## start Input for this task

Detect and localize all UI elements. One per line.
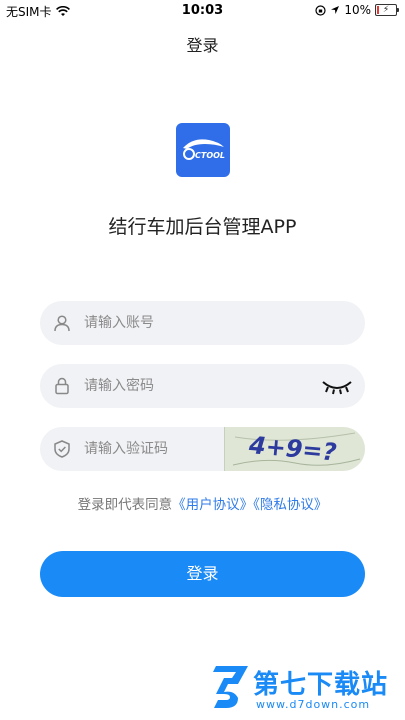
- privacy-policy-link[interactable]: 《隐私协议》: [253, 497, 327, 513]
- app-name: 结行车加后台管理APP: [108, 216, 297, 238]
- user-agreement-link[interactable]: 《用户协议》: [172, 497, 253, 513]
- orientation-lock-icon: [315, 4, 326, 16]
- captcha-input[interactable]: 请输入验证码: [84, 427, 168, 471]
- watermark-title: 第七下载站: [253, 670, 389, 700]
- account-field[interactable]: 请输入账号: [40, 301, 365, 345]
- watermark-url: www.d7down.com: [256, 698, 371, 711]
- battery-icon: ⚡: [375, 4, 399, 16]
- car-logo-icon: CTOOL: [183, 139, 225, 160]
- battery-fill: [377, 6, 379, 14]
- watermark: 第七下载站 www.d7down.com: [210, 660, 400, 718]
- lock-icon: [55, 377, 69, 395]
- svg-text:CTOOL: CTOOL: [195, 151, 225, 160]
- svg-text:4+9=?: 4+9=?: [247, 431, 338, 467]
- status-right: 10% ⚡: [315, 3, 399, 17]
- password-input[interactable]: 请输入密码: [84, 364, 154, 408]
- eye-closed-icon[interactable]: [321, 378, 353, 396]
- watermark-logo-icon: [213, 666, 248, 708]
- agreement-prefix: 登录即代表同意: [77, 497, 173, 513]
- captcha-graphic: 4+9=?: [232, 431, 361, 467]
- status-bar: 无SIM卡 10:03 10% ⚡: [0, 0, 405, 22]
- battery-percent: 10%: [344, 3, 371, 17]
- password-field[interactable]: 请输入密码: [40, 364, 365, 408]
- page-title: 登录: [186, 36, 219, 55]
- login-button[interactable]: 登录: [40, 551, 365, 597]
- shield-check-icon: [54, 440, 70, 458]
- agreement-text: 登录即代表同意《用户协议》《隐私协议》: [0, 493, 405, 513]
- account-input[interactable]: 请输入账号: [84, 301, 154, 345]
- location-icon: [331, 6, 340, 14]
- app-logo: CTOOL: [176, 123, 230, 177]
- charging-icon: ⚡: [382, 5, 390, 15]
- captcha-field[interactable]: 请输入验证码 4+9=?: [40, 427, 365, 471]
- user-icon: [54, 315, 70, 332]
- captcha-image[interactable]: 4+9=?: [224, 427, 365, 471]
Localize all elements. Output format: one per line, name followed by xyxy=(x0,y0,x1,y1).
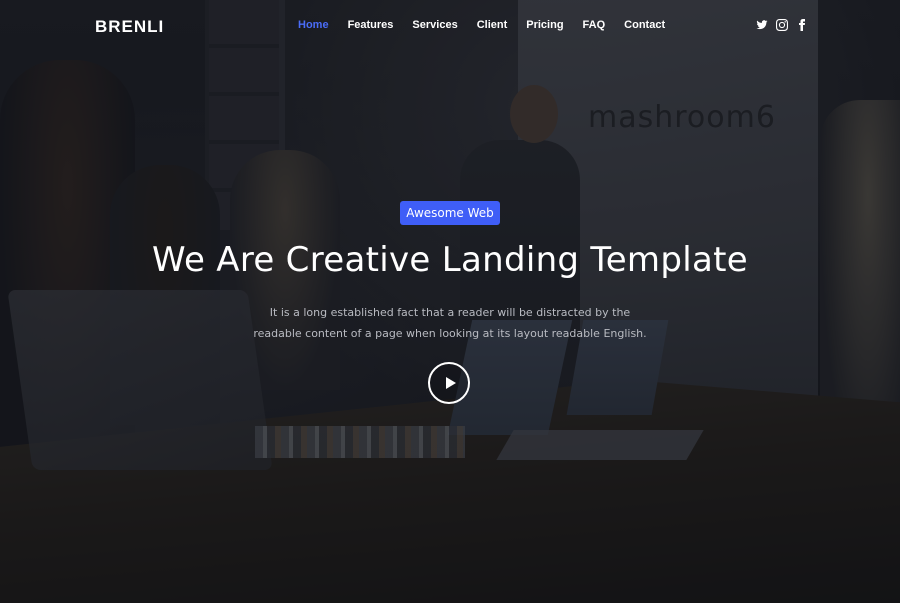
play-video-button[interactable] xyxy=(428,362,470,404)
nav-item-services[interactable]: Services xyxy=(412,19,457,31)
play-icon xyxy=(445,377,456,389)
instagram-icon[interactable] xyxy=(776,19,788,31)
social-links xyxy=(756,19,808,31)
nav-item-home[interactable]: Home xyxy=(298,19,329,31)
nav-item-pricing[interactable]: Pricing xyxy=(526,19,563,31)
background-laptop-base xyxy=(496,430,704,460)
background-person xyxy=(110,165,220,425)
nav-item-features[interactable]: Features xyxy=(348,19,394,31)
nav-item-faq[interactable]: FAQ xyxy=(583,19,606,31)
main-nav: Home Features Services Client Pricing FA… xyxy=(298,19,684,31)
hero-description-line: readable content of a page when looking … xyxy=(253,327,647,340)
background-laptop xyxy=(7,290,273,470)
background-table xyxy=(0,380,900,603)
nav-item-client[interactable]: Client xyxy=(477,19,508,31)
hero-title: We Are Creative Landing Template xyxy=(152,240,748,280)
hero-badge: Awesome Web xyxy=(400,201,500,225)
hero-description-line: It is a long established fact that a rea… xyxy=(269,306,631,319)
brand-logo[interactable]: BRENLI xyxy=(95,17,164,37)
background-binders xyxy=(255,426,465,458)
facebook-icon[interactable] xyxy=(796,19,808,31)
nav-item-contact[interactable]: Contact xyxy=(624,19,665,31)
background-presenter-head xyxy=(510,85,558,143)
twitter-icon[interactable] xyxy=(756,19,768,31)
background-wall-logo: mashroom6 xyxy=(588,100,776,135)
background-person xyxy=(820,100,900,480)
hero-section: mashroom6 BRENLI Home Features Services … xyxy=(0,0,900,603)
site-header: BRENLI Home Features Services Client Pri… xyxy=(0,0,900,54)
hero-description: It is a long established fact that a rea… xyxy=(250,302,650,344)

## end Input for this task

Repeat the records verbatim, from the line holding "play-video-button[interactable] xyxy=(428,362,470,404)" through the line holding "background-table xyxy=(0,380,900,603)", both included.

play-video-button[interactable] xyxy=(428,362,470,404)
nav-item-services[interactable]: Services xyxy=(412,19,457,31)
play-icon xyxy=(445,377,456,389)
instagram-icon[interactable] xyxy=(776,19,788,31)
social-links xyxy=(756,19,808,31)
nav-item-home[interactable]: Home xyxy=(298,19,329,31)
nav-item-pricing[interactable]: Pricing xyxy=(526,19,563,31)
background-laptop-base xyxy=(496,430,704,460)
background-person xyxy=(110,165,220,425)
nav-item-features[interactable]: Features xyxy=(348,19,394,31)
nav-item-faq[interactable]: FAQ xyxy=(583,19,606,31)
main-nav: Home Features Services Client Pricing FA… xyxy=(298,19,684,31)
hero-description-line: readable content of a page when looking … xyxy=(253,327,647,340)
background-laptop xyxy=(7,290,273,470)
background-table xyxy=(0,380,900,603)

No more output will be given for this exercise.